>> BEGIN Input records
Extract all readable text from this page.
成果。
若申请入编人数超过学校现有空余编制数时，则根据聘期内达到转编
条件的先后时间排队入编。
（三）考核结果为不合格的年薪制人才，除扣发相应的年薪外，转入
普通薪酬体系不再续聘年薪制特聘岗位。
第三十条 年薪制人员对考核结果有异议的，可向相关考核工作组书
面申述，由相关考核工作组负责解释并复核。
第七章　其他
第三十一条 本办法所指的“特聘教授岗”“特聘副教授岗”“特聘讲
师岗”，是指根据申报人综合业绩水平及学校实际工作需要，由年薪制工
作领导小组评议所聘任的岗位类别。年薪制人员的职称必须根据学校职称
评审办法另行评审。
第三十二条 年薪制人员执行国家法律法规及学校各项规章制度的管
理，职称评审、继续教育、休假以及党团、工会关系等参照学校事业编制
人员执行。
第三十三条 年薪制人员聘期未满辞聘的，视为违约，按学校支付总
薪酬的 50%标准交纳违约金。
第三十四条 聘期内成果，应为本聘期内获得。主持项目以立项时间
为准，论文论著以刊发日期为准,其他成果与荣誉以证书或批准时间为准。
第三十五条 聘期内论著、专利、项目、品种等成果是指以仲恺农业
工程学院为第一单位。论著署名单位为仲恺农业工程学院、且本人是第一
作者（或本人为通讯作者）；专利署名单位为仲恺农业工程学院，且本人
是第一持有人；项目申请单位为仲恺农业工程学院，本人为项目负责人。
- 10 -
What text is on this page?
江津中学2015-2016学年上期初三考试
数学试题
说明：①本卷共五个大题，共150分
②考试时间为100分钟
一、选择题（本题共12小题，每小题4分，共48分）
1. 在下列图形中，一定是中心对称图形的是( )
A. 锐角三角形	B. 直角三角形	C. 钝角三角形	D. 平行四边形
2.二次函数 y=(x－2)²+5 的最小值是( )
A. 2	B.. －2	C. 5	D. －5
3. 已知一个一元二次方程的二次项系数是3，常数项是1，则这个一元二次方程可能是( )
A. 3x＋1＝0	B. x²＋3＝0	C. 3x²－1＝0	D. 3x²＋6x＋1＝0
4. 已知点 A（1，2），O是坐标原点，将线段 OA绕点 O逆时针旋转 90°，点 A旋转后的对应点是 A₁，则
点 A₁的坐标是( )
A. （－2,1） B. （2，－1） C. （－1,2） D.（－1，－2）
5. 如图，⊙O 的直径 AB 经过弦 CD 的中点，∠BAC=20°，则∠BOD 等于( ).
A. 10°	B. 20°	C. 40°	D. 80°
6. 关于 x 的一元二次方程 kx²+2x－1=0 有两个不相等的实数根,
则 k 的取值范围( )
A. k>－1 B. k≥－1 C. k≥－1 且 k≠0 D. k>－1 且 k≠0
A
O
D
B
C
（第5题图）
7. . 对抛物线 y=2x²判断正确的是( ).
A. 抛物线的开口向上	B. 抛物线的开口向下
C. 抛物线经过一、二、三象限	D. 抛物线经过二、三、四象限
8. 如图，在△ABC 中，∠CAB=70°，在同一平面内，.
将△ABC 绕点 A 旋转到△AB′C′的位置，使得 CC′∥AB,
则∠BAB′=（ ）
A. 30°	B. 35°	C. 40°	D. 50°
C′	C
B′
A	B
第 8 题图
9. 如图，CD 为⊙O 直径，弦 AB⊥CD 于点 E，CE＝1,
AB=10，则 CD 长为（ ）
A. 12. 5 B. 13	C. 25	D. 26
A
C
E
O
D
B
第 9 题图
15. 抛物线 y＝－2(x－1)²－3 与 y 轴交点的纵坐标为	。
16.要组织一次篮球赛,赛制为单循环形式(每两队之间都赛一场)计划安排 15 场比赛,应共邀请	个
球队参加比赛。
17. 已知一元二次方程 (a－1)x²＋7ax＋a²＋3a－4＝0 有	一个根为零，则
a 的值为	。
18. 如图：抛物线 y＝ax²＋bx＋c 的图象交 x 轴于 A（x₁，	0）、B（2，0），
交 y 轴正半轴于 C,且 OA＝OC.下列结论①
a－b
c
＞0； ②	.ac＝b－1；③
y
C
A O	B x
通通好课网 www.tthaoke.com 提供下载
>> END Input records
### What is required
Set down all of the entries exactly, please.

### Solution for this problem
Extract all readable text from this page.
成果。
若申请入编人数超过学校现有空余编制数时，则根据聘期内达到转编
条件的先后时间排队入编。
（三）考核结果为不合格的年薪制人才，除扣发相应的年薪外，转入
普通薪酬体系不再续聘年薪制特聘岗位。
第三十条 年薪制人员对考核结果有异议的，可向相关考核工作组书
面申述，由相关考核工作组负责解释并复核。
第七章　其他
第三十一条 本办法所指的“特聘教授岗”“特聘副教授岗”“特聘讲
师岗”，是指根据申报人综合业绩水平及学校实际工作需要，由年薪制工
作领导小组评议所聘任的岗位类别。年薪制人员的职称必须根据学校职称
评审办法另行评审。
第三十二条 年薪制人员执行国家法律法规及学校各项规章制度的管
理，职称评审、继续教育、休假以及党团、工会关系等参照学校事业编制
人员执行。
第三十三条 年薪制人员聘期未满辞聘的，视为违约，按学校支付总
薪酬的 50%标准交纳违约金。
第三十四条 聘期内成果，应为本聘期内获得。主持项目以立项时间
为准，论文论著以刊发日期为准,其他成果与荣誉以证书或批准时间为准。
第三十五条 聘期内论著、专利、项目、品种等成果是指以仲恺农业
工程学院为第一单位。论著署名单位为仲恺农业工程学院、且本人是第一
作者（或本人为通讯作者）；专利署名单位为仲恺农业工程学院，且本人
是第一持有人；项目申请单位为仲恺农业工程学院，本人为项目负责人。
- 10 -
What text is on this page?
江津中学2015-2016学年上期初三考试
数学试题
说明：①本卷共五个大题，共150分
②考试时间为100分钟
一、选择题（本题共12小题，每小题4分，共48分）
1. 在下列图形中，一定是中心对称图形的是( )
A. 锐角三角形	B. 直角三角形	C. 钝角三角形	D. 平行四边形
2.二次函数 y=(x－2)²+5 的最小值是( )
A. 2	B.. －2	C. 5	D. －5
3. 已知一个一元二次方程的二次项系数是3，常数项是1，则这个一元二次方程可能是( )
A. 3x＋1＝0	B. x²＋3＝0	C. 3x²－1＝0	D. 3x²＋6x＋1＝0
4. 已知点 A（1，2），O是坐标原点，将线段 OA绕点 O逆时针旋转 90°，点 A旋转后的对应点是 A₁，则
点 A₁的坐标是( )
A. （－2,1） B. （2，－1） C. （－1,2） D.（－1，－2）
5. 如图，⊙O 的直径 AB 经过弦 CD 的中点，∠BAC=20°，则∠BOD 等于( ).
A. 10°	B. 20°	C. 40°	D. 80°
6. 关于 x 的一元二次方程 kx²+2x－1=0 有两个不相等的实数根,
则 k 的取值范围( )
A. k>－1 B. k≥－1 C. k≥－1 且 k≠0 D. k>－1 且 k≠0
A
O
D
B
C
（第5题图）
7. . 对抛物线 y=2x²判断正确的是( ).
A. 抛物线的开口向上	B. 抛物线的开口向下
C. 抛物线经过一、二、三象限	D. 抛物线经过二、三、四象限
8. 如图，在△ABC 中，∠CAB=70°，在同一平面内，.
将△ABC 绕点 A 旋转到△AB′C′的位置，使得 CC′∥AB,
则∠BAB′=（ ）
A. 30°	B. 35°	C. 40°	D. 50°
C′	C
B′
A	B
第 8 题图
9. 如图，CD 为⊙O 直径，弦 AB⊥CD 于点 E，CE＝1,
AB=10，则 CD 长为（ ）
A. 12. 5 B. 13	C. 25	D. 26
A
C
E
O
D
B
第 9 题图
15. 抛物线 y＝－2(x－1)²－3 与 y 轴交点的纵坐标为	。
16.要组织一次篮球赛,赛制为单循环形式(每两队之间都赛一场)计划安排 15 场比赛,应共邀请	个
球队参加比赛。
17. 已知一元二次方程 (a－1)x²＋7ax＋a²＋3a－4＝0 有	一个根为零，则
a 的值为	。
18. 如图：抛物线 y＝ax²＋bx＋c 的图象交 x 轴于 A（x₁，	0）、B（2，0），
交 y 轴正半轴于 C,且 OA＝OC.下列结论①
a－b
c
＞0； ②	.ac＝b－1；③
y
C
A O	B x
通通好课网 www.tthaoke.com 提供下载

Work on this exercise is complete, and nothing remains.